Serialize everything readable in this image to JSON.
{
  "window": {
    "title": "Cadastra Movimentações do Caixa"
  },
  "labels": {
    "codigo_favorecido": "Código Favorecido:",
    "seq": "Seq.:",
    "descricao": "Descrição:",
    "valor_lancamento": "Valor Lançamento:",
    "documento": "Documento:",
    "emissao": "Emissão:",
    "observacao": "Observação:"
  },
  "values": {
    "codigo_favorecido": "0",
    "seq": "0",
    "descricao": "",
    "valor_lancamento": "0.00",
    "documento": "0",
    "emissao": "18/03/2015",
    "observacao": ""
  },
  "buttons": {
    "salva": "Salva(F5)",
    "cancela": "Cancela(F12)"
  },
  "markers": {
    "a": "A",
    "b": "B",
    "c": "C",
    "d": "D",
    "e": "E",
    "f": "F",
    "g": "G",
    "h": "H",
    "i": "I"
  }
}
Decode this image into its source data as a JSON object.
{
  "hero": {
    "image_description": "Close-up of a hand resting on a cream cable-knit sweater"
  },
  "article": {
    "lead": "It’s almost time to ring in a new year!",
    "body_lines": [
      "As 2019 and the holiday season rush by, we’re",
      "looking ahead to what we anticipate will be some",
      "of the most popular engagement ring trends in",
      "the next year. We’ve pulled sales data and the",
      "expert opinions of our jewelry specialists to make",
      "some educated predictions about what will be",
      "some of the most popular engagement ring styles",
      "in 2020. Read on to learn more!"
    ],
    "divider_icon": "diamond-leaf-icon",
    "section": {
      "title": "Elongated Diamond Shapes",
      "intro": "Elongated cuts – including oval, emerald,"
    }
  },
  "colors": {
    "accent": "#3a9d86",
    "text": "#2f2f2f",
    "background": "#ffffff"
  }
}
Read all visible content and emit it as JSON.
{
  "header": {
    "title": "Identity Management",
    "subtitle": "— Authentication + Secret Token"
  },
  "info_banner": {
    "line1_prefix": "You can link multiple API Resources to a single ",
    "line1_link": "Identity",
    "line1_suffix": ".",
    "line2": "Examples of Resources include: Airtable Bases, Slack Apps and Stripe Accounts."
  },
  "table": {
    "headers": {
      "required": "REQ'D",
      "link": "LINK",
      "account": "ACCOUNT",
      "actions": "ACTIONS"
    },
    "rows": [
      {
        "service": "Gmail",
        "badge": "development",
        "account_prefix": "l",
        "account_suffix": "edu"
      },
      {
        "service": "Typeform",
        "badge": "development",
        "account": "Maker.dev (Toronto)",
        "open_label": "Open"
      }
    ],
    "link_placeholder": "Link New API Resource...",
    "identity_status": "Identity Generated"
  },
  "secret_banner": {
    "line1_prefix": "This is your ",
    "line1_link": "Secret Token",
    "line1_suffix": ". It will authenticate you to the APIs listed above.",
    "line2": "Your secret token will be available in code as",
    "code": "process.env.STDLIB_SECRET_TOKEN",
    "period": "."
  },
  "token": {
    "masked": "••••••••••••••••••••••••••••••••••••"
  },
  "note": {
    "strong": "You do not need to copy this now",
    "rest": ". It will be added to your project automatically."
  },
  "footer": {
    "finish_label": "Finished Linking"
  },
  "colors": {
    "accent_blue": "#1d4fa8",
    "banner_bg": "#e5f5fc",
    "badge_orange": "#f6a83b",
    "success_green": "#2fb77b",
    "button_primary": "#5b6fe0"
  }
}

· · ·

◆ The exercise
All records above must be set down exactly, please.

◆ Task answer
Serialize everything readable in this image to JSON.
{
  "window": {
    "title": "Cadastra Movimentações do Caixa"
  },
  "labels": {
    "codigo_favorecido": "Código Favorecido:",
    "seq": "Seq.:",
    "descricao": "Descrição:",
    "valor_lancamento": "Valor Lançamento:",
    "documento": "Documento:",
    "emissao": "Emissão:",
    "observacao": "Observação:"
  },
  "values": {
    "codigo_favorecido": "0",
    "seq": "0",
    "descricao": "",
    "valor_lancamento": "0.00",
    "documento": "0",
    "emissao": "18/03/2015",
    "observacao": ""
  },
  "buttons": {
    "salva": "Salva(F5)",
    "cancela": "Cancela(F12)"
  },
  "markers": {
    "a": "A",
    "b": "B",
    "c": "C",
    "d": "D",
    "e": "E",
    "f": "F",
    "g": "G",
    "h": "H",
    "i": "I"
  }
}
Decode this image into its source data as a JSON object.
{
  "hero": {
    "image_description": "Close-up of a hand resting on a cream cable-knit sweater"
  },
  "article": {
    "lead": "It’s almost time to ring in a new year!",
    "body_lines": [
      "As 2019 and the holiday season rush by, we’re",
      "looking ahead to what we anticipate will be some",
      "of the most popular engagement ring trends in",
      "the next year. We’ve pulled sales data and the",
      "expert opinions of our jewelry specialists to make",
      "some educated predictions about what will be",
      "some of the most popular engagement ring styles",
      "in 2020. Read on to learn more!"
    ],
    "divider_icon": "diamond-leaf-icon",
    "section": {
      "title": "Elongated Diamond Shapes",
      "intro": "Elongated cuts – including oval, emerald,"
    }
  },
  "colors": {
    "accent": "#3a9d86",
    "text": "#2f2f2f",
    "background": "#ffffff"
  }
}
Read all visible content and emit it as JSON.
{
  "header": {
    "title": "Identity Management",
    "subtitle": "— Authentication + Secret Token"
  },
  "info_banner": {
    "line1_prefix": "You can link multiple API Resources to a single ",
    "line1_link": "Identity",
    "line1_suffix": ".",
    "line2": "Examples of Resources include: Airtable Bases, Slack Apps and Stripe Accounts."
  },
  "table": {
    "headers": {
      "required": "REQ'D",
      "link": "LINK",
      "account": "ACCOUNT",
      "actions": "ACTIONS"
    },
    "rows": [
      {
        "service": "Gmail",
        "badge": "development",
        "account_prefix": "l",
        "account_suffix": "edu"
      },
      {
        "service": "Typeform",
        "badge": "development",
        "account": "Maker.dev (Toronto)",
        "open_label": "Open"
      }
    ],
    "link_placeholder": "Link New API Resource...",
    "identity_status": "Identity Generated"
  },
  "secret_banner": {
    "line1_prefix": "This is your ",
    "line1_link": "Secret Token",
    "line1_suffix": ". It will authenticate you to the APIs listed above.",
    "line2": "Your secret token will be available in code as",
    "code": "process.env.STDLIB_SECRET_TOKEN",
    "period": "."
  },
  "token": {
    "masked": "••••••••••••••••••••••••••••••••••••"
  },
  "note": {
    "strong": "You do not need to copy this now",
    "rest": ". It will be added to your project automatically."
  },
  "footer": {
    "finish_label": "Finished Linking"
  },
  "colors": {
    "accent_blue": "#1d4fa8",
    "banner_bg": "#e5f5fc",
    "badge_orange": "#f6a83b",
    "success_green": "#2fb77b",
    "button_primary": "#5b6fe0"
  }
}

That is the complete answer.